**Dataset entries:**
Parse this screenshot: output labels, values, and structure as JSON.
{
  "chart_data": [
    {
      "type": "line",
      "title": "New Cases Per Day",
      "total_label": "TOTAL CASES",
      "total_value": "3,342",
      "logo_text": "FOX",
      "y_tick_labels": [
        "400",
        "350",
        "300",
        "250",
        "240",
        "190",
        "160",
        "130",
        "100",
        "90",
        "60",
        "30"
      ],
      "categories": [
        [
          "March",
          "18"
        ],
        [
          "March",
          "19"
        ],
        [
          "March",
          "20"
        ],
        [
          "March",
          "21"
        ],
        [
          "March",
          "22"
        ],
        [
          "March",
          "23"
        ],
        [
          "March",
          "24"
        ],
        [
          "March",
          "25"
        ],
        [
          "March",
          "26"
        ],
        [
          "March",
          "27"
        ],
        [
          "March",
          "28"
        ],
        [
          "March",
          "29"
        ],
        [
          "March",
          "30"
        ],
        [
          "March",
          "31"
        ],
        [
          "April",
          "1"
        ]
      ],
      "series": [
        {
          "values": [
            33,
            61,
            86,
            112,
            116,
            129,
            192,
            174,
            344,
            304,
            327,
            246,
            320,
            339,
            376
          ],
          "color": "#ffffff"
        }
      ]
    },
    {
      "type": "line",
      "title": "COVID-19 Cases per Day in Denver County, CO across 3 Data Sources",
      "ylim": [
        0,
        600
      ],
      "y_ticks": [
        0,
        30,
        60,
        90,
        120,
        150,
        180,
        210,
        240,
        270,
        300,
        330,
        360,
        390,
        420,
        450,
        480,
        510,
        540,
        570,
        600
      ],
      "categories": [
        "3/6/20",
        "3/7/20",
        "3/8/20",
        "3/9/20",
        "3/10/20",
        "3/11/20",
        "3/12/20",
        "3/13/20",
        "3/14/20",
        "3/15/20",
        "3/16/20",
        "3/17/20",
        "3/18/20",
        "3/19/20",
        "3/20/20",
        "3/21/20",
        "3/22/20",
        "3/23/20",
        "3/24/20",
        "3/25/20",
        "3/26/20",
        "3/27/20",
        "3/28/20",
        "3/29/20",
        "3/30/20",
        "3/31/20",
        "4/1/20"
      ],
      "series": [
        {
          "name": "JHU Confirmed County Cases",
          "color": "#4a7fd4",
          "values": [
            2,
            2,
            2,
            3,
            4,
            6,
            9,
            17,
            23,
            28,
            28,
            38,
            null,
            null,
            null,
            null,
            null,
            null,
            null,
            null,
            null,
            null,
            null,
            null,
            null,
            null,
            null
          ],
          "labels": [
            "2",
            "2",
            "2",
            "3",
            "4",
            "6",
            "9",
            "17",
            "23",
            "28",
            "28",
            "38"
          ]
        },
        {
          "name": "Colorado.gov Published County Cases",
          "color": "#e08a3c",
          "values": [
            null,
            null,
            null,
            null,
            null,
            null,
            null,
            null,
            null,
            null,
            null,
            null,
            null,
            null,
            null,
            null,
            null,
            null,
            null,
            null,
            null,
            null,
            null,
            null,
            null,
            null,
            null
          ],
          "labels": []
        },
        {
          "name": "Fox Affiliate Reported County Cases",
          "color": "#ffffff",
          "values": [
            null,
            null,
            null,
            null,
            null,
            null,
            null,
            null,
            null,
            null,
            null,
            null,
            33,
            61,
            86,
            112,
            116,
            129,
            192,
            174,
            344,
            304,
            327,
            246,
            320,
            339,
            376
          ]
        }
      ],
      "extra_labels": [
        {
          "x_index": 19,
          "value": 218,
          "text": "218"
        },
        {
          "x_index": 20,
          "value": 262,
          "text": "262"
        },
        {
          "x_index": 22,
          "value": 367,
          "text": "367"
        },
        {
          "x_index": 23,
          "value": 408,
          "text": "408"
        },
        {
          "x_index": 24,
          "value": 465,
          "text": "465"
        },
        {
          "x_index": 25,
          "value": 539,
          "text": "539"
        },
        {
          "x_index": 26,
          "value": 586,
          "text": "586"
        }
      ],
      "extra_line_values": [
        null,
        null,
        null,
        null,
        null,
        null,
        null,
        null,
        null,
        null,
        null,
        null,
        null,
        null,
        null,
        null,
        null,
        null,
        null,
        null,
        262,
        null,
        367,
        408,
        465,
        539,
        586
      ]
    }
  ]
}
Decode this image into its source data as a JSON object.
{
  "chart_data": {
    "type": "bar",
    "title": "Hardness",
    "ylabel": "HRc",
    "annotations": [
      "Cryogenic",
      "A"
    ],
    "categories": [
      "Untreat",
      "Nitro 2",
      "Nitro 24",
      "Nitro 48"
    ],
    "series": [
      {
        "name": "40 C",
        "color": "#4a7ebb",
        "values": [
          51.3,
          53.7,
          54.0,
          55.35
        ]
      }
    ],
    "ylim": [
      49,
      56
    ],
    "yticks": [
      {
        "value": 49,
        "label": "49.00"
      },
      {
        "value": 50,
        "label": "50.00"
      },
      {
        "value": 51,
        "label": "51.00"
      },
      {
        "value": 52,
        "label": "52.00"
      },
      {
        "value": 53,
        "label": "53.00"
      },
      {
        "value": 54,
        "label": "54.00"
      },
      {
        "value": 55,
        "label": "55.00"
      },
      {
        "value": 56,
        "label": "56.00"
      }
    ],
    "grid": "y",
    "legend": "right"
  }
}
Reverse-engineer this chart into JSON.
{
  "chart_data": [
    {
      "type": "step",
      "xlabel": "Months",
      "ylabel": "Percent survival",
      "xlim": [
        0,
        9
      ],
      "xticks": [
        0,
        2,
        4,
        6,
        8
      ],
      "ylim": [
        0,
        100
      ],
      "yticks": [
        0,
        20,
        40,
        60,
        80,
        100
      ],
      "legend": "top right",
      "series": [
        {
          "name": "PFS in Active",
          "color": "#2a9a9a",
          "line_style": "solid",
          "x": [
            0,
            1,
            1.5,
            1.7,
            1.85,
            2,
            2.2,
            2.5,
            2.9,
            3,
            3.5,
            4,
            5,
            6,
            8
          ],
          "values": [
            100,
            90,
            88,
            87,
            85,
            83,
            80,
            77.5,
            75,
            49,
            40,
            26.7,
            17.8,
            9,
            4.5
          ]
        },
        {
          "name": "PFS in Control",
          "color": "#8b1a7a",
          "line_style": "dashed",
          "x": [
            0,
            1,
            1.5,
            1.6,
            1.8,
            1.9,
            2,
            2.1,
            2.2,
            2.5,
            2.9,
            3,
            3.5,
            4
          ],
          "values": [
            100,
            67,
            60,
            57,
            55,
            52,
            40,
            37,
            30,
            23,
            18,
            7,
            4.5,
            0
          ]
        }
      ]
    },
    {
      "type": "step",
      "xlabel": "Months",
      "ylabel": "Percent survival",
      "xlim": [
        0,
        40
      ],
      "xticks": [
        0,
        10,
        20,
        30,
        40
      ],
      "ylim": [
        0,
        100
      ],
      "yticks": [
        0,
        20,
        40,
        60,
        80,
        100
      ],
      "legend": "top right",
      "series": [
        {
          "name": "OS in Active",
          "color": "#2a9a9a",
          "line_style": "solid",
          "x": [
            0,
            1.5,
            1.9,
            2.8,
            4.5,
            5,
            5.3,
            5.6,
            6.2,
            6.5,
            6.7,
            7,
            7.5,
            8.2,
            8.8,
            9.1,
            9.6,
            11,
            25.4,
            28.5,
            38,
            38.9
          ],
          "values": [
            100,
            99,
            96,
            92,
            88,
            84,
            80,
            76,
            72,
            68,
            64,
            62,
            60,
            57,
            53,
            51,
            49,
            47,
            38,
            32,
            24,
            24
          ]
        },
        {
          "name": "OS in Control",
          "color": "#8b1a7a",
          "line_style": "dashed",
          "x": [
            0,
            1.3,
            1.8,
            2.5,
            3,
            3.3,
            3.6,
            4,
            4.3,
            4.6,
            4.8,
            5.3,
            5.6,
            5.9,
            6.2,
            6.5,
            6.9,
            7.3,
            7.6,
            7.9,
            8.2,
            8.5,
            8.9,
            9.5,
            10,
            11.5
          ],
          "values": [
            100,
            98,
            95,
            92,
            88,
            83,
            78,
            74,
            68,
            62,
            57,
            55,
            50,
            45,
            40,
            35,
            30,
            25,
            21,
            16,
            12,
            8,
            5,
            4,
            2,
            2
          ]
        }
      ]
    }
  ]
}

**What this task involves:**
Pull every line containing "title" out of the data above.

**Final result:**
      "title": "New Cases Per Day",
      "title": "COVID-19 Cases per Day in Denver County, CO across 3 Data Sources",
    "title": "Hardness",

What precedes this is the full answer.